_EXERCISE OBJECTIVE_: Retype the entries exactly. Include every line.

_RECORDS SHOWN_:
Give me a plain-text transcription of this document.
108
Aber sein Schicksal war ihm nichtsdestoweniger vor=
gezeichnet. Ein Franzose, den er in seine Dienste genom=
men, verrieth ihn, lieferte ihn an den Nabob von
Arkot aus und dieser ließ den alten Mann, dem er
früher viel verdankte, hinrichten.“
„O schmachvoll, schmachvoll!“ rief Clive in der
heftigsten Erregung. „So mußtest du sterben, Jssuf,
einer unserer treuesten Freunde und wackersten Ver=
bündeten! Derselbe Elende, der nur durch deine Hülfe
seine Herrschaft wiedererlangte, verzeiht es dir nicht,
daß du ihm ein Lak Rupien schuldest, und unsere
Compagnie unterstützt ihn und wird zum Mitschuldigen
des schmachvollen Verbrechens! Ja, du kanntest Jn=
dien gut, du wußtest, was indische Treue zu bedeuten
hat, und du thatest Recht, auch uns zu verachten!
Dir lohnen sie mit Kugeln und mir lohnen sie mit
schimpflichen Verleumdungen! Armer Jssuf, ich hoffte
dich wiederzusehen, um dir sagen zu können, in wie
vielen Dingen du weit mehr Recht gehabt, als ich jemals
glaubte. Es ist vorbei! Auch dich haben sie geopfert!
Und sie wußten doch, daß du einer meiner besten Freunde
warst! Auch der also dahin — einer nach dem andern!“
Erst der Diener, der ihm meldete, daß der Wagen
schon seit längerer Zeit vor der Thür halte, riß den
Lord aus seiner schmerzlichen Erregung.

_TASK RESPONSE_:
Give me a plain-text transcription of this document.
108
Aber sein Schicksal war ihm nichtsdestoweniger vor=
gezeichnet. Ein Franzose, den er in seine Dienste genom=
men, verrieth ihn, lieferte ihn an den Nabob von
Arkot aus und dieser ließ den alten Mann, dem er
früher viel verdankte, hinrichten.“
„O schmachvoll, schmachvoll!“ rief Clive in der
heftigsten Erregung. „So mußtest du sterben, Jssuf,
einer unserer treuesten Freunde und wackersten Ver=
bündeten! Derselbe Elende, der nur durch deine Hülfe
seine Herrschaft wiedererlangte, verzeiht es dir nicht,
daß du ihm ein Lak Rupien schuldest, und unsere
Compagnie unterstützt ihn und wird zum Mitschuldigen
des schmachvollen Verbrechens! Ja, du kanntest Jn=
dien gut, du wußtest, was indische Treue zu bedeuten
hat, und du thatest Recht, auch uns zu verachten!
Dir lohnen sie mit Kugeln und mir lohnen sie mit
schimpflichen Verleumdungen! Armer Jssuf, ich hoffte
dich wiederzusehen, um dir sagen zu können, in wie
vielen Dingen du weit mehr Recht gehabt, als ich jemals
glaubte. Es ist vorbei! Auch dich haben sie geopfert!
Und sie wußten doch, daß du einer meiner besten Freunde
warst! Auch der also dahin — einer nach dem andern!“
Erst der Diener, der ihm meldete, daß der Wagen
schon seit längerer Zeit vor der Thür halte, riß den
Lord aus seiner schmerzlichen Erregung.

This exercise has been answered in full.